*The request*
Say only how many lines contain the word "Computrace".

*Extracted records*
== == ==

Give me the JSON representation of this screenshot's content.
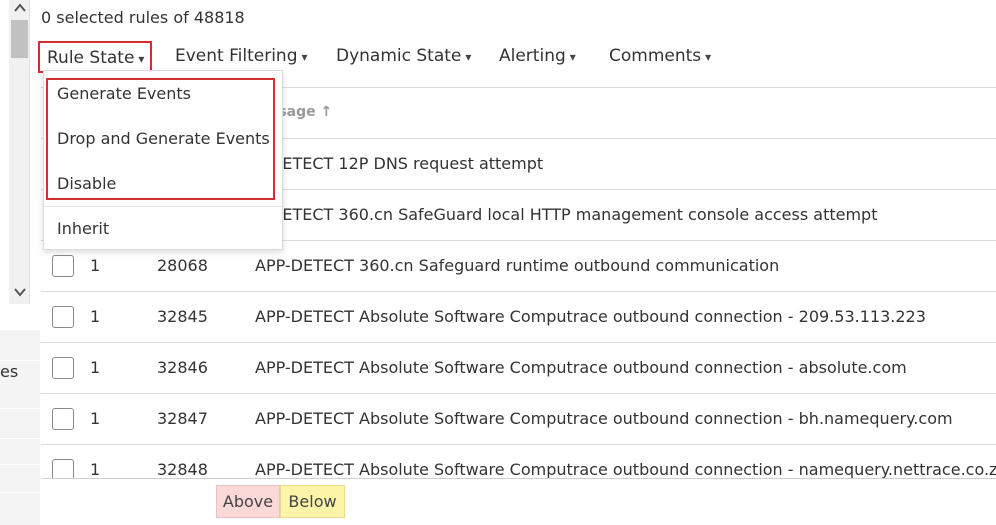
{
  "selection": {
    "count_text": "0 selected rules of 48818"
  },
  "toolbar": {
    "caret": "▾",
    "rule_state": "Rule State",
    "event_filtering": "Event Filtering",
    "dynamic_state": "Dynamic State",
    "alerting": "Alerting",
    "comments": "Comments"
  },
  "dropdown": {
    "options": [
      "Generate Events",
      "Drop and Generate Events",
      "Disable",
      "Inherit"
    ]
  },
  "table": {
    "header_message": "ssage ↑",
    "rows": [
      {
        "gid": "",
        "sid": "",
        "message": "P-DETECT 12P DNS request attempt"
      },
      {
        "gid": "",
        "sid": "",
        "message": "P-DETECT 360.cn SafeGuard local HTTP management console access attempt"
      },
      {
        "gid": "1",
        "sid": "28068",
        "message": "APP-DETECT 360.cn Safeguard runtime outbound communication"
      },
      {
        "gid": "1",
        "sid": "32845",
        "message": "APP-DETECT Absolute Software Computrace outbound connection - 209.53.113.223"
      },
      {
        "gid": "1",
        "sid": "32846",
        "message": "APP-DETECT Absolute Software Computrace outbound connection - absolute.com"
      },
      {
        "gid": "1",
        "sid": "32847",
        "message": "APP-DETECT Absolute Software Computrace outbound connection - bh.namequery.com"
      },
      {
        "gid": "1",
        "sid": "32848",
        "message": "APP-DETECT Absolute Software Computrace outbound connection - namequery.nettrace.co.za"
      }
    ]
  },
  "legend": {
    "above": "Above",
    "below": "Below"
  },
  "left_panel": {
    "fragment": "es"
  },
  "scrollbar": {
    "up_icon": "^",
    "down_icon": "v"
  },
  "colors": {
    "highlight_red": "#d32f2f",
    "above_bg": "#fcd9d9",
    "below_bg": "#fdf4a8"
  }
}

== == ==

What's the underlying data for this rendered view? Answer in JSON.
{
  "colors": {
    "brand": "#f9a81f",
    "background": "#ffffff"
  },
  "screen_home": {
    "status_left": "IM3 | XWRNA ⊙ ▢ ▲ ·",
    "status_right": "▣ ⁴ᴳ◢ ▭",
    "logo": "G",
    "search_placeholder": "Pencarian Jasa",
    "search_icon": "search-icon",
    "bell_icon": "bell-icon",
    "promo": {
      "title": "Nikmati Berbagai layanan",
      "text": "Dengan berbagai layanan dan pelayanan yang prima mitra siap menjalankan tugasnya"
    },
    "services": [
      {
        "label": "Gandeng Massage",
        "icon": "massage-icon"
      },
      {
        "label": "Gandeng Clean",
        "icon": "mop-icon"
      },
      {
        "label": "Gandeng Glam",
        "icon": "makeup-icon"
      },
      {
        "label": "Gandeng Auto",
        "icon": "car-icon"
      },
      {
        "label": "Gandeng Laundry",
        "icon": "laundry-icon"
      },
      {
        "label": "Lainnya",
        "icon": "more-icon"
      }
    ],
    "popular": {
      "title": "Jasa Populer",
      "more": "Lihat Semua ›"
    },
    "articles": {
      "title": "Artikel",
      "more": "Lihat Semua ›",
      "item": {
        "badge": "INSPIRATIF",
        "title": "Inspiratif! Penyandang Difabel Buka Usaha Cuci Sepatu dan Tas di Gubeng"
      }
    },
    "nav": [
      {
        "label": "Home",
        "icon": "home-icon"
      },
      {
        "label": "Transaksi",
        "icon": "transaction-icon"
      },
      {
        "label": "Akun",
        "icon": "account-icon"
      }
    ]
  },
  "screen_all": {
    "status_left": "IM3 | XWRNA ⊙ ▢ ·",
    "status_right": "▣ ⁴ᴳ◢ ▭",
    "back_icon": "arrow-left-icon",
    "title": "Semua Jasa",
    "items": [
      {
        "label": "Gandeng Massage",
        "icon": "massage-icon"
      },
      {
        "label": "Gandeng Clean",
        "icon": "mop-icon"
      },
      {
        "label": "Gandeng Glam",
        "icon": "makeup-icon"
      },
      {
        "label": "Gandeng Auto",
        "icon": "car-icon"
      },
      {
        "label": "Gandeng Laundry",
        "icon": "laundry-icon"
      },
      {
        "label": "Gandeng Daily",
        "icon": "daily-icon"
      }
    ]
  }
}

== == ==

*Solution for this problem*
4